*EXERCISE REQUIREMENTS*.
Please reproduce every record, keeping each one exactly as written.

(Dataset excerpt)
******************************

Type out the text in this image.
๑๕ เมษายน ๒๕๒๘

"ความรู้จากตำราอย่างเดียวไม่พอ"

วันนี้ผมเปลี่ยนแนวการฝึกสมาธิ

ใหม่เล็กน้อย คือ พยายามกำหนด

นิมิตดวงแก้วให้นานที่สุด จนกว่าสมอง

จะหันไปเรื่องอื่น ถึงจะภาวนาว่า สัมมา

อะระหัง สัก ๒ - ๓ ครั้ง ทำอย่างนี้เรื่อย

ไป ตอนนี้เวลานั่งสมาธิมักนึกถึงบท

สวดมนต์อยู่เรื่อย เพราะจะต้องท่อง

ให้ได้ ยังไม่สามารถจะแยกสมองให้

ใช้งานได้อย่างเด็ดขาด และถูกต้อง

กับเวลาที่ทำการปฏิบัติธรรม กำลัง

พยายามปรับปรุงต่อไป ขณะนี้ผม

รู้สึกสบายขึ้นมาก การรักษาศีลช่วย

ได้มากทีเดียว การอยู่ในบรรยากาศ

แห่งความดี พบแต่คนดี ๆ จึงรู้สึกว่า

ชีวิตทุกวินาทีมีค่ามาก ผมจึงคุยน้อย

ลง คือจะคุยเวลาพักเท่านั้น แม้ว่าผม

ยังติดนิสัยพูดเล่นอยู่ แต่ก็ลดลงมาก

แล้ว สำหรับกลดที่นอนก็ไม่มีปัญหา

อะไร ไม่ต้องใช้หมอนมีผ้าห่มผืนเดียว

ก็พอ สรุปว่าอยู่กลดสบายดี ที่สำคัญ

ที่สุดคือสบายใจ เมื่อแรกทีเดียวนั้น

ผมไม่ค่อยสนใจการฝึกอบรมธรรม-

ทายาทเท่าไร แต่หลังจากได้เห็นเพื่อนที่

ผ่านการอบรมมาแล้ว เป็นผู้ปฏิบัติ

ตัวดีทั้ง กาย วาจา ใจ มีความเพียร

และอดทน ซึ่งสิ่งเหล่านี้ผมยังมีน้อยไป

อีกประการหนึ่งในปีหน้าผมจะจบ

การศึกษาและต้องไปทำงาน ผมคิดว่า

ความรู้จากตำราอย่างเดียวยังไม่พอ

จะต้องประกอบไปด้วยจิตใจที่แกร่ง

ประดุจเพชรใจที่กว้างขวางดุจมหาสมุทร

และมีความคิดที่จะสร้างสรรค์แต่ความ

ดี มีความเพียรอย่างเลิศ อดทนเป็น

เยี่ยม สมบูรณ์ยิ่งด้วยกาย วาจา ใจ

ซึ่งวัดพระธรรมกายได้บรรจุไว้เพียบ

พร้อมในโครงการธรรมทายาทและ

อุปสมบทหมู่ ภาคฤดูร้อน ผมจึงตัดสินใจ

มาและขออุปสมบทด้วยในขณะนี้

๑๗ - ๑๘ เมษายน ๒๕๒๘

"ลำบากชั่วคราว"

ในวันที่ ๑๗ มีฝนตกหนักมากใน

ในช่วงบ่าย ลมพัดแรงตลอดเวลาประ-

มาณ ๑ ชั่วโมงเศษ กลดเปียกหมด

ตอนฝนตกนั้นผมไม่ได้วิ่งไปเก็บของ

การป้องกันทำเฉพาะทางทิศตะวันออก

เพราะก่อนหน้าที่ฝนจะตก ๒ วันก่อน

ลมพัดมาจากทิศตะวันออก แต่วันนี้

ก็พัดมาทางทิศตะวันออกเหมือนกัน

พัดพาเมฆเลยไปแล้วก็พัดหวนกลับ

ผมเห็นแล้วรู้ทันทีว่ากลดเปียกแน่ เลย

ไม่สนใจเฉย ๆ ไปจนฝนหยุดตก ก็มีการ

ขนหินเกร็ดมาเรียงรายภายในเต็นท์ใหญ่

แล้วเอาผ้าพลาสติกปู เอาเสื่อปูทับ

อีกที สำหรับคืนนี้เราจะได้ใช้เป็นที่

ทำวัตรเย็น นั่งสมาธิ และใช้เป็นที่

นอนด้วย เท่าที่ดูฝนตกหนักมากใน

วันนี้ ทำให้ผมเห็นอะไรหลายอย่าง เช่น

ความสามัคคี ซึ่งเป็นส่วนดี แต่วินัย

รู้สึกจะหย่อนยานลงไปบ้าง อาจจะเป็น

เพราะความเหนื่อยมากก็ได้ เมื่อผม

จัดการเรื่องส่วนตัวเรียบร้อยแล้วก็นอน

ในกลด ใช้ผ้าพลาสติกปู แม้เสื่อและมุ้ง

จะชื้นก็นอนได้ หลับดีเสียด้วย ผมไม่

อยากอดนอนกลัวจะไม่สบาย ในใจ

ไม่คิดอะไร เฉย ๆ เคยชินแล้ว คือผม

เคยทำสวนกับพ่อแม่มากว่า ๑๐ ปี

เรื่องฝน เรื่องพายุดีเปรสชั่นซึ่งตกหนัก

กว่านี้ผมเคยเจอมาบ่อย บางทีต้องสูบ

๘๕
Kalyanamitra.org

******************************

*RESULT OF THE EXERCISE*.
Type out the text in this image.
๑๕ เมษายน ๒๕๒๘

"ความรู้จากตำราอย่างเดียวไม่พอ"

วันนี้ผมเปลี่ยนแนวการฝึกสมาธิ

ใหม่เล็กน้อย คือ พยายามกำหนด

นิมิตดวงแก้วให้นานที่สุด จนกว่าสมอง

จะหันไปเรื่องอื่น ถึงจะภาวนาว่า สัมมา

อะระหัง สัก ๒ - ๓ ครั้ง ทำอย่างนี้เรื่อย

ไป ตอนนี้เวลานั่งสมาธิมักนึกถึงบท

สวดมนต์อยู่เรื่อย เพราะจะต้องท่อง

ให้ได้ ยังไม่สามารถจะแยกสมองให้

ใช้งานได้อย่างเด็ดขาด และถูกต้อง

กับเวลาที่ทำการปฏิบัติธรรม กำลัง

พยายามปรับปรุงต่อไป ขณะนี้ผม

รู้สึกสบายขึ้นมาก การรักษาศีลช่วย

ได้มากทีเดียว การอยู่ในบรรยากาศ

แห่งความดี พบแต่คนดี ๆ จึงรู้สึกว่า

ชีวิตทุกวินาทีมีค่ามาก ผมจึงคุยน้อย

ลง คือจะคุยเวลาพักเท่านั้น แม้ว่าผม

ยังติดนิสัยพูดเล่นอยู่ แต่ก็ลดลงมาก

แล้ว สำหรับกลดที่นอนก็ไม่มีปัญหา

อะไร ไม่ต้องใช้หมอนมีผ้าห่มผืนเดียว

ก็พอ สรุปว่าอยู่กลดสบายดี ที่สำคัญ

ที่สุดคือสบายใจ เมื่อแรกทีเดียวนั้น

ผมไม่ค่อยสนใจการฝึกอบรมธรรม-

ทายาทเท่าไร แต่หลังจากได้เห็นเพื่อนที่

ผ่านการอบรมมาแล้ว เป็นผู้ปฏิบัติ

ตัวดีทั้ง กาย วาจา ใจ มีความเพียร

และอดทน ซึ่งสิ่งเหล่านี้ผมยังมีน้อยไป

อีกประการหนึ่งในปีหน้าผมจะจบ

การศึกษาและต้องไปทำงาน ผมคิดว่า

ความรู้จากตำราอย่างเดียวยังไม่พอ

จะต้องประกอบไปด้วยจิตใจที่แกร่ง

ประดุจเพชรใจที่กว้างขวางดุจมหาสมุทร

และมีความคิดที่จะสร้างสรรค์แต่ความ

ดี มีความเพียรอย่างเลิศ อดทนเป็น

เยี่ยม สมบูรณ์ยิ่งด้วยกาย วาจา ใจ

ซึ่งวัดพระธรรมกายได้บรรจุไว้เพียบ

พร้อมในโครงการธรรมทายาทและ

อุปสมบทหมู่ ภาคฤดูร้อน ผมจึงตัดสินใจ

มาและขออุปสมบทด้วยในขณะนี้

๑๗ - ๑๘ เมษายน ๒๕๒๘

"ลำบากชั่วคราว"

ในวันที่ ๑๗ มีฝนตกหนักมากใน

ในช่วงบ่าย ลมพัดแรงตลอดเวลาประ-

มาณ ๑ ชั่วโมงเศษ กลดเปียกหมด

ตอนฝนตกนั้นผมไม่ได้วิ่งไปเก็บของ

การป้องกันทำเฉพาะทางทิศตะวันออก

เพราะก่อนหน้าที่ฝนจะตก ๒ วันก่อน

ลมพัดมาจากทิศตะวันออก แต่วันนี้

ก็พัดมาทางทิศตะวันออกเหมือนกัน

พัดพาเมฆเลยไปแล้วก็พัดหวนกลับ

ผมเห็นแล้วรู้ทันทีว่ากลดเปียกแน่ เลย

ไม่สนใจเฉย ๆ ไปจนฝนหยุดตก ก็มีการ

ขนหินเกร็ดมาเรียงรายภายในเต็นท์ใหญ่

แล้วเอาผ้าพลาสติกปู เอาเสื่อปูทับ

อีกที สำหรับคืนนี้เราจะได้ใช้เป็นที่

ทำวัตรเย็น นั่งสมาธิ และใช้เป็นที่

นอนด้วย เท่าที่ดูฝนตกหนักมากใน

วันนี้ ทำให้ผมเห็นอะไรหลายอย่าง เช่น

ความสามัคคี ซึ่งเป็นส่วนดี แต่วินัย

รู้สึกจะหย่อนยานลงไปบ้าง อาจจะเป็น

เพราะความเหนื่อยมากก็ได้ เมื่อผม

จัดการเรื่องส่วนตัวเรียบร้อยแล้วก็นอน

ในกลด ใช้ผ้าพลาสติกปู แม้เสื่อและมุ้ง

จะชื้นก็นอนได้ หลับดีเสียด้วย ผมไม่

อยากอดนอนกลัวจะไม่สบาย ในใจ

ไม่คิดอะไร เฉย ๆ เคยชินแล้ว คือผม

เคยทำสวนกับพ่อแม่มากว่า ๑๐ ปี

เรื่องฝน เรื่องพายุดีเปรสชั่นซึ่งตกหนัก

กว่านี้ผมเคยเจอมาบ่อย บางทีต้องสูบ

๘๕
Kalyanamitra.org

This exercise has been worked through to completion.